Objective:
The records should be written out in full, with nothing altered.

Records shown:
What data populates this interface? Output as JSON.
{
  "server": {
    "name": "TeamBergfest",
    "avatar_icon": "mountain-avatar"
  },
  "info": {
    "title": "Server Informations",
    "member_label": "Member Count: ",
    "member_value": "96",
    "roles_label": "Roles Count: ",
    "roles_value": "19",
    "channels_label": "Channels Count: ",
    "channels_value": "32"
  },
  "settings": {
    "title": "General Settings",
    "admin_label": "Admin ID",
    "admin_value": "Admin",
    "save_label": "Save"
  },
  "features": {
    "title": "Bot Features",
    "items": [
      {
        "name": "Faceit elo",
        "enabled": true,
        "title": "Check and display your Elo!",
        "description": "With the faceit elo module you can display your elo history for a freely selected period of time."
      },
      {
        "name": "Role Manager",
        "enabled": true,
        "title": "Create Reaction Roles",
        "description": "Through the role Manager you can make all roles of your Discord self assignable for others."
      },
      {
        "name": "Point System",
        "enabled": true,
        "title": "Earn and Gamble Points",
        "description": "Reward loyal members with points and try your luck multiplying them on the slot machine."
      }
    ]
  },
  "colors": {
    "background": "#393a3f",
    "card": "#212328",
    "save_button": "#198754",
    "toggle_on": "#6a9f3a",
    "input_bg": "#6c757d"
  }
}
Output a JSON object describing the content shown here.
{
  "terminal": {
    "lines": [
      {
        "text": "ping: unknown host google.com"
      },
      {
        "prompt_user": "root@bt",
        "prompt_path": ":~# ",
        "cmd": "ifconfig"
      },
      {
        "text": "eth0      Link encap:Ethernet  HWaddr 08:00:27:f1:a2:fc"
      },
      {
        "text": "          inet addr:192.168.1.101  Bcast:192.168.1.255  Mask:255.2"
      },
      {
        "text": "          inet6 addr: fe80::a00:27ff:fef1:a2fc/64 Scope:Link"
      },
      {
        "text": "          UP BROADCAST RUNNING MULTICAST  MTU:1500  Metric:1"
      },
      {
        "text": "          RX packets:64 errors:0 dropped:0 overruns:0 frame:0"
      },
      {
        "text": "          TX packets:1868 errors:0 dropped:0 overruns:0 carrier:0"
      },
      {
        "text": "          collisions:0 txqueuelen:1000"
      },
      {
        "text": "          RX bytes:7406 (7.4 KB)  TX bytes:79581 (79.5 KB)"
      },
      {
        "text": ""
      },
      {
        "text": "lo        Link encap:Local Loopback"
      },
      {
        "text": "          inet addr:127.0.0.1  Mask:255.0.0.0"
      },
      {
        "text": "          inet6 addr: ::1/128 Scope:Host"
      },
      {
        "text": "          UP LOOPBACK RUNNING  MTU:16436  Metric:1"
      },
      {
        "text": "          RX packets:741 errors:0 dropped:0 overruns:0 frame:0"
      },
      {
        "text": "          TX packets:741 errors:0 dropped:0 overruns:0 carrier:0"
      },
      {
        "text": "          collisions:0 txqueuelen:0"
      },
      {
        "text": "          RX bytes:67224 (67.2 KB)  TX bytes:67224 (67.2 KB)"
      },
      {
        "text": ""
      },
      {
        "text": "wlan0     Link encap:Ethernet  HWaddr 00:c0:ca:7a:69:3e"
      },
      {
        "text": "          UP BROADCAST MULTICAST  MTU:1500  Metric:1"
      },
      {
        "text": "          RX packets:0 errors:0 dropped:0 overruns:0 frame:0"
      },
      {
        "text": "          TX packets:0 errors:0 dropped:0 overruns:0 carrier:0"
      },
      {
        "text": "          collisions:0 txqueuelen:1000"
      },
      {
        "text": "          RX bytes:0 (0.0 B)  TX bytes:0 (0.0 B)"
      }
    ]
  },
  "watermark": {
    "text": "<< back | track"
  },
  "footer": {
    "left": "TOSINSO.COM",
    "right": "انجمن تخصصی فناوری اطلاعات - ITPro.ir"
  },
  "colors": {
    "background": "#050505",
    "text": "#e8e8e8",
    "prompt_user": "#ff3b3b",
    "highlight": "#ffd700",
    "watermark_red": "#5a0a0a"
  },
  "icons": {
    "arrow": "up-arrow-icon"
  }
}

Answer to this task:
What data populates this interface? Output as JSON.
{
  "server": {
    "name": "TeamBergfest",
    "avatar_icon": "mountain-avatar"
  },
  "info": {
    "title": "Server Informations",
    "member_label": "Member Count: ",
    "member_value": "96",
    "roles_label": "Roles Count: ",
    "roles_value": "19",
    "channels_label": "Channels Count: ",
    "channels_value": "32"
  },
  "settings": {
    "title": "General Settings",
    "admin_label": "Admin ID",
    "admin_value": "Admin",
    "save_label": "Save"
  },
  "features": {
    "title": "Bot Features",
    "items": [
      {
        "name": "Faceit elo",
        "enabled": true,
        "title": "Check and display your Elo!",
        "description": "With the faceit elo module you can display your elo history for a freely selected period of time."
      },
      {
        "name": "Role Manager",
        "enabled": true,
        "title": "Create Reaction Roles",
        "description": "Through the role Manager you can make all roles of your Discord self assignable for others."
      },
      {
        "name": "Point System",
        "enabled": true,
        "title": "Earn and Gamble Points",
        "description": "Reward loyal members with points and try your luck multiplying them on the slot machine."
      }
    ]
  },
  "colors": {
    "background": "#393a3f",
    "card": "#212328",
    "save_button": "#198754",
    "toggle_on": "#6a9f3a",
    "input_bg": "#6c757d"
  }
}
Output a JSON object describing the content shown here.
{
  "terminal": {
    "lines": [
      {
        "text": "ping: unknown host google.com"
      },
      {
        "prompt_user": "root@bt",
        "prompt_path": ":~# ",
        "cmd": "ifconfig"
      },
      {
        "text": "eth0      Link encap:Ethernet  HWaddr 08:00:27:f1:a2:fc"
      },
      {
        "text": "          inet addr:192.168.1.101  Bcast:192.168.1.255  Mask:255.2"
      },
      {
        "text": "          inet6 addr: fe80::a00:27ff:fef1:a2fc/64 Scope:Link"
      },
      {
        "text": "          UP BROADCAST RUNNING MULTICAST  MTU:1500  Metric:1"
      },
      {
        "text": "          RX packets:64 errors:0 dropped:0 overruns:0 frame:0"
      },
      {
        "text": "          TX packets:1868 errors:0 dropped:0 overruns:0 carrier:0"
      },
      {
        "text": "          collisions:0 txqueuelen:1000"
      },
      {
        "text": "          RX bytes:7406 (7.4 KB)  TX bytes:79581 (79.5 KB)"
      },
      {
        "text": ""
      },
      {
        "text": "lo        Link encap:Local Loopback"
      },
      {
        "text": "          inet addr:127.0.0.1  Mask:255.0.0.0"
      },
      {
        "text": "          inet6 addr: ::1/128 Scope:Host"
      },
      {
        "text": "          UP LOOPBACK RUNNING  MTU:16436  Metric:1"
      },
      {
        "text": "          RX packets:741 errors:0 dropped:0 overruns:0 frame:0"
      },
      {
        "text": "          TX packets:741 errors:0 dropped:0 overruns:0 carrier:0"
      },
      {
        "text": "          collisions:0 txqueuelen:0"
      },
      {
        "text": "          RX bytes:67224 (67.2 KB)  TX bytes:67224 (67.2 KB)"
      },
      {
        "text": ""
      },
      {
        "text": "wlan0     Link encap:Ethernet  HWaddr 00:c0:ca:7a:69:3e"
      },
      {
        "text": "          UP BROADCAST MULTICAST  MTU:1500  Metric:1"
      },
      {
        "text": "          RX packets:0 errors:0 dropped:0 overruns:0 frame:0"
      },
      {
        "text": "          TX packets:0 errors:0 dropped:0 overruns:0 carrier:0"
      },
      {
        "text": "          collisions:0 txqueuelen:1000"
      },
      {
        "text": "          RX bytes:0 (0.0 B)  TX bytes:0 (0.0 B)"
      }
    ]
  },
  "watermark": {
    "text": "<< back | track"
  },
  "footer": {
    "left": "TOSINSO.COM",
    "right": "انجمن تخصصی فناوری اطلاعات - ITPro.ir"
  },
  "colors": {
    "background": "#050505",
    "text": "#e8e8e8",
    "prompt_user": "#ff3b3b",
    "highlight": "#ffd700",
    "watermark_red": "#5a0a0a"
  },
  "icons": {
    "arrow": "up-arrow-icon"
  }
}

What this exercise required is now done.